Lines containing the word "heading" are to be counted; state their number and nothing further.

Items from a dataset:
----

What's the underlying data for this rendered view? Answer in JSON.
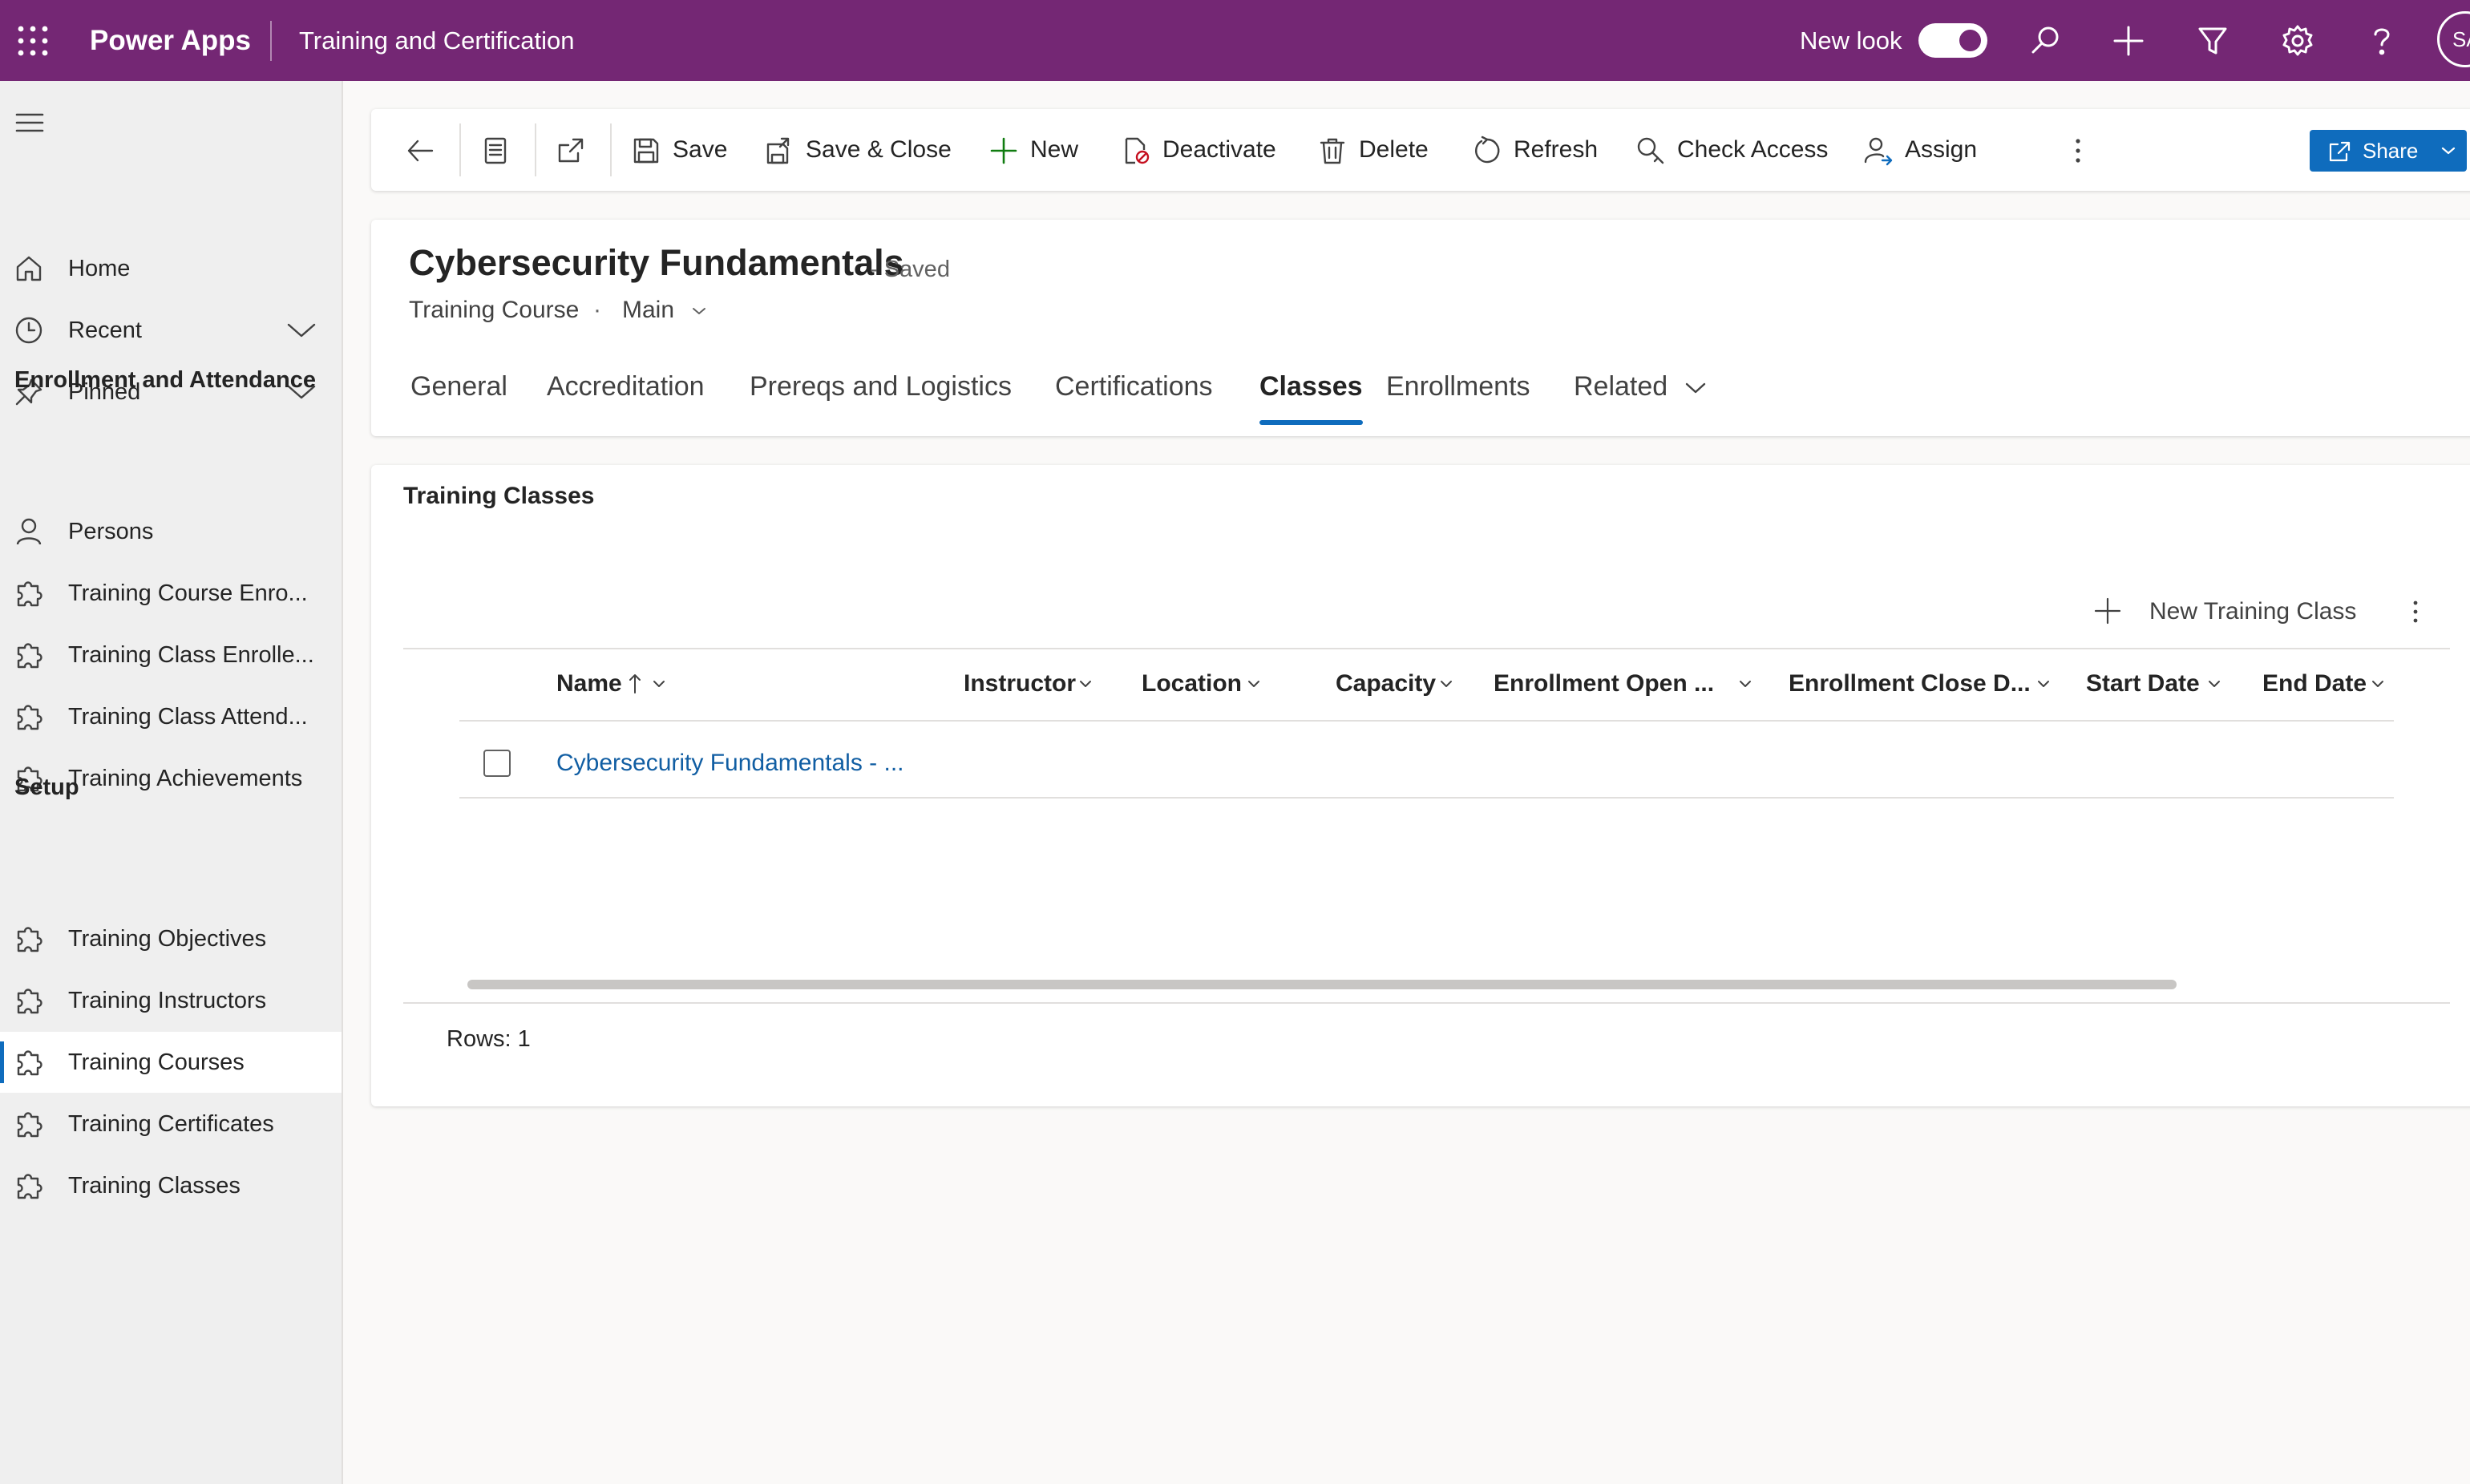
{
  "topbar": {
    "app_name": "Power Apps",
    "environment": "Training and Certification",
    "new_look_label": "New look",
    "new_look_enabled": true,
    "avatar_initials": "SA",
    "icons": [
      "waffle-icon",
      "search-icon",
      "add-icon",
      "filter-icon",
      "settings-icon",
      "help-icon"
    ],
    "brand_color": "#742774"
  },
  "sidebar": {
    "top_items": [
      {
        "label": "Home",
        "icon": "home-icon"
      },
      {
        "label": "Recent",
        "icon": "clock-icon",
        "expandable": true
      },
      {
        "label": "Pinned",
        "icon": "pin-icon",
        "expandable": true
      }
    ],
    "groups": [
      {
        "heading": "Enrollment and Attendance",
        "items": [
          {
            "label": "Persons",
            "icon": "person-icon"
          },
          {
            "label": "Training Course Enro...",
            "icon": "puzzle-icon"
          },
          {
            "label": "Training Class Enrolle...",
            "icon": "puzzle-icon"
          },
          {
            "label": "Training Class Attend...",
            "icon": "puzzle-icon"
          },
          {
            "label": "Training Achievements",
            "icon": "puzzle-icon"
          }
        ]
      },
      {
        "heading": "Setup",
        "items": [
          {
            "label": "Training Objectives",
            "icon": "puzzle-icon"
          },
          {
            "label": "Training Instructors",
            "icon": "puzzle-icon"
          },
          {
            "label": "Training Courses",
            "icon": "puzzle-icon",
            "active": true
          },
          {
            "label": "Training Certificates",
            "icon": "puzzle-icon"
          },
          {
            "label": "Training Classes",
            "icon": "puzzle-icon"
          }
        ]
      }
    ]
  },
  "commandbar": {
    "save": "Save",
    "save_close": "Save & Close",
    "new": "New",
    "deactivate": "Deactivate",
    "delete": "Delete",
    "refresh": "Refresh",
    "check_access": "Check Access",
    "assign": "Assign",
    "share": "Share",
    "accent_color": "#0f6cbd"
  },
  "record": {
    "title": "Cybersecurity Fundamentals",
    "status": "- Saved",
    "entity": "Training Course",
    "separator": "·",
    "form": "Main",
    "tabs": [
      {
        "label": "General"
      },
      {
        "label": "Accreditation"
      },
      {
        "label": "Prereqs and Logistics"
      },
      {
        "label": "Certifications"
      },
      {
        "label": "Classes",
        "active": true
      },
      {
        "label": "Enrollments"
      },
      {
        "label": "Related",
        "has_menu": true
      }
    ]
  },
  "section": {
    "title": "Training Classes",
    "new_button": "New Training Class",
    "columns": [
      {
        "label": "Name",
        "sorted": "ascending"
      },
      {
        "label": "Instructor"
      },
      {
        "label": "Location"
      },
      {
        "label": "Capacity"
      },
      {
        "label": "Enrollment Open ..."
      },
      {
        "label": "Enrollment Close D..."
      },
      {
        "label": "Start Date"
      },
      {
        "label": "End Date"
      }
    ],
    "rows": [
      {
        "name": "Cybersecurity Fundamentals - ..."
      }
    ],
    "rows_label": "Rows: 1",
    "link_color": "#115ea3"
  }
}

----

__Exercise solution__.
2